• [What you are asked to do]
Return all of the entries word for word, but omit the pictures they contain.

Collected data entries
- - -

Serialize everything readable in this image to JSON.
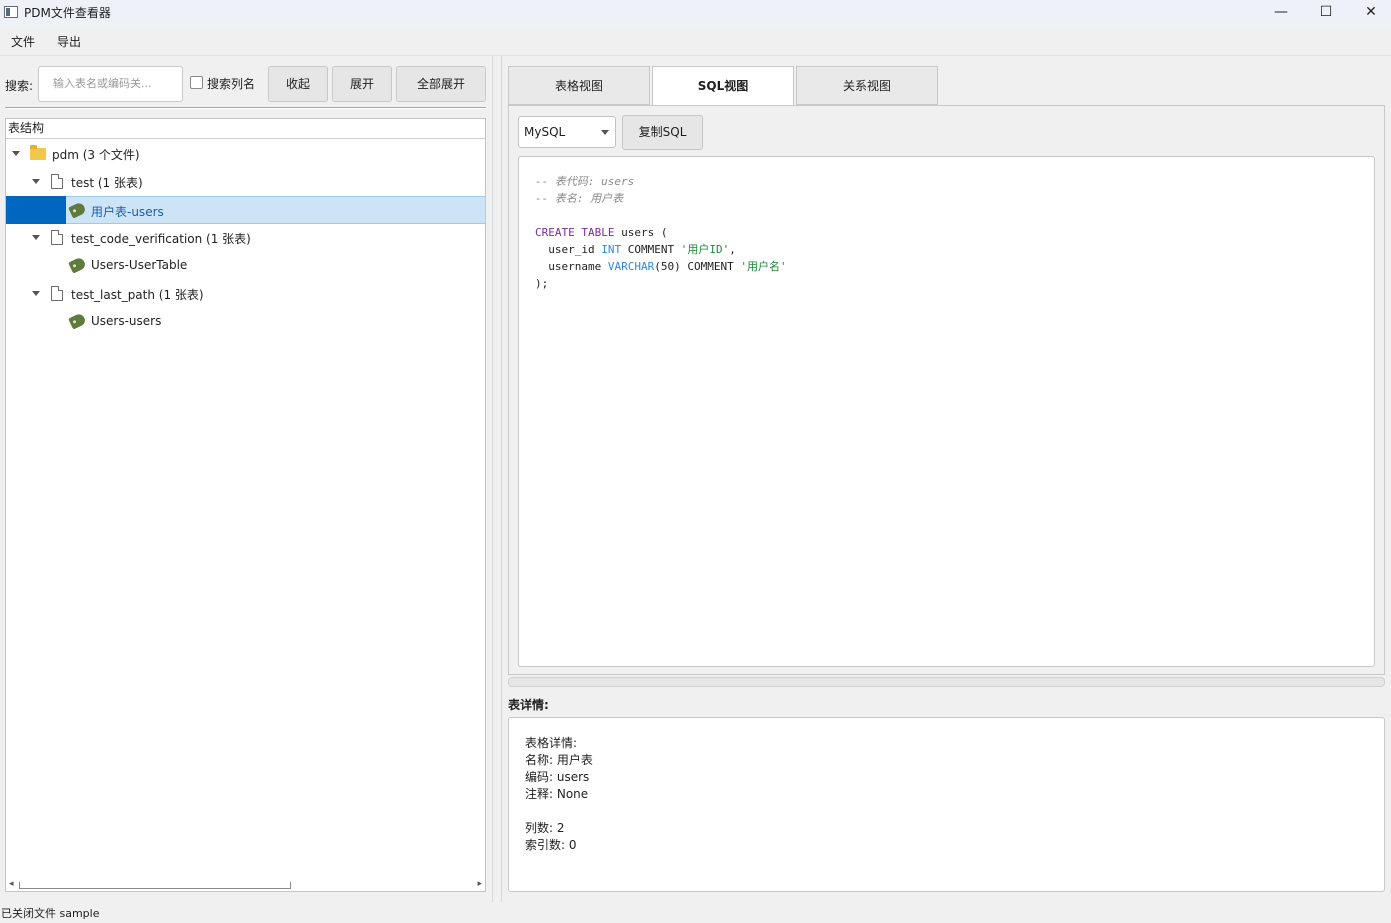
{
  "window": {
    "title": "PDM文件查看器",
    "minimize_glyph": "—",
    "maximize_glyph": "☐",
    "close_glyph": "✕"
  },
  "menu": {
    "file": "文件",
    "export": "导出"
  },
  "search": {
    "label": "搜索:",
    "placeholder": "输入表名或编码关...",
    "checkbox_label": "搜索列名",
    "checkbox_checked": false
  },
  "toolbar": {
    "collapse": "收起",
    "expand": "展开",
    "expand_all": "全部展开"
  },
  "tree": {
    "header": "表结构",
    "root": {
      "label": "pdm (3 个文件)",
      "icon": "folder-icon"
    },
    "files": [
      {
        "label": "test (1 张表)",
        "icon": "file-icon",
        "tables": [
          {
            "label": "用户表-users",
            "selected": true,
            "icon": "table-tag-icon"
          }
        ]
      },
      {
        "label": "test_code_verification (1 张表)",
        "icon": "file-icon",
        "tables": [
          {
            "label": "Users-UserTable",
            "selected": false,
            "icon": "table-tag-icon"
          }
        ]
      },
      {
        "label": "test_last_path (1 张表)",
        "icon": "file-icon",
        "tables": [
          {
            "label": "Users-users",
            "selected": false,
            "icon": "table-tag-icon"
          }
        ]
      }
    ]
  },
  "tabs": [
    {
      "label": "表格视图",
      "active": false
    },
    {
      "label": "SQL视图",
      "active": true
    },
    {
      "label": "关系视图",
      "active": false
    }
  ],
  "sql_view": {
    "dialect": "MySQL",
    "copy_button": "复制SQL",
    "code": {
      "line1": "-- 表代码: users",
      "line2": "-- 表名: 用户表",
      "create_kw": "CREATE TABLE",
      "table_name": " users (",
      "col1_name": "  user_id ",
      "col1_type": "INT",
      "col1_comment_kw": " COMMENT ",
      "col1_comment": "'用户ID'",
      "col1_end": ",",
      "col2_name": "  username ",
      "col2_type": "VARCHAR",
      "col2_len": "(50)",
      "col2_comment_kw": " COMMENT ",
      "col2_comment": "'用户名'",
      "close": ");"
    }
  },
  "details": {
    "title": "表详情:",
    "lines": [
      "表格详情:",
      "名称: 用户表",
      "编码: users",
      "注释: None",
      "",
      "列数: 2",
      "索引数: 0"
    ]
  },
  "status": "已关闭文件 sample",
  "colors": {
    "selection": "#0067c0",
    "selection_row": "#cde4f7",
    "sql_keyword": "#7a2b9a",
    "sql_type": "#2e8ad6",
    "sql_string": "#1f8a3c",
    "sql_comment": "#8a8a8a"
  }
}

- - -

• [Written response]
Serialize everything readable in this image to JSON.
{
  "window": {
    "title": "PDM文件查看器",
    "minimize_glyph": "—",
    "maximize_glyph": "☐",
    "close_glyph": "✕"
  },
  "menu": {
    "file": "文件",
    "export": "导出"
  },
  "search": {
    "label": "搜索:",
    "placeholder": "输入表名或编码关...",
    "checkbox_label": "搜索列名",
    "checkbox_checked": false
  },
  "toolbar": {
    "collapse": "收起",
    "expand": "展开",
    "expand_all": "全部展开"
  },
  "tree": {
    "header": "表结构",
    "root": {
      "label": "pdm (3 个文件)",
      "icon": "folder-icon"
    },
    "files": [
      {
        "label": "test (1 张表)",
        "icon": "file-icon",
        "tables": [
          {
            "label": "用户表-users",
            "selected": true,
            "icon": "table-tag-icon"
          }
        ]
      },
      {
        "label": "test_code_verification (1 张表)",
        "icon": "file-icon",
        "tables": [
          {
            "label": "Users-UserTable",
            "selected": false,
            "icon": "table-tag-icon"
          }
        ]
      },
      {
        "label": "test_last_path (1 张表)",
        "icon": "file-icon",
        "tables": [
          {
            "label": "Users-users",
            "selected": false,
            "icon": "table-tag-icon"
          }
        ]
      }
    ]
  },
  "tabs": [
    {
      "label": "表格视图",
      "active": false
    },
    {
      "label": "SQL视图",
      "active": true
    },
    {
      "label": "关系视图",
      "active": false
    }
  ],
  "sql_view": {
    "dialect": "MySQL",
    "copy_button": "复制SQL",
    "code": {
      "line1": "-- 表代码: users",
      "line2": "-- 表名: 用户表",
      "create_kw": "CREATE TABLE",
      "table_name": " users (",
      "col1_name": "  user_id ",
      "col1_type": "INT",
      "col1_comment_kw": " COMMENT ",
      "col1_comment": "'用户ID'",
      "col1_end": ",",
      "col2_name": "  username ",
      "col2_type": "VARCHAR",
      "col2_len": "(50)",
      "col2_comment_kw": " COMMENT ",
      "col2_comment": "'用户名'",
      "close": ");"
    }
  },
  "details": {
    "title": "表详情:",
    "lines": [
      "表格详情:",
      "名称: 用户表",
      "编码: users",
      "注释: None",
      "",
      "列数: 2",
      "索引数: 0"
    ]
  },
  "status": "已关闭文件 sample",
  "colors": {
    "selection": "#0067c0",
    "selection_row": "#cde4f7",
    "sql_keyword": "#7a2b9a",
    "sql_type": "#2e8ad6",
    "sql_string": "#1f8a3c",
    "sql_comment": "#8a8a8a"
  }
}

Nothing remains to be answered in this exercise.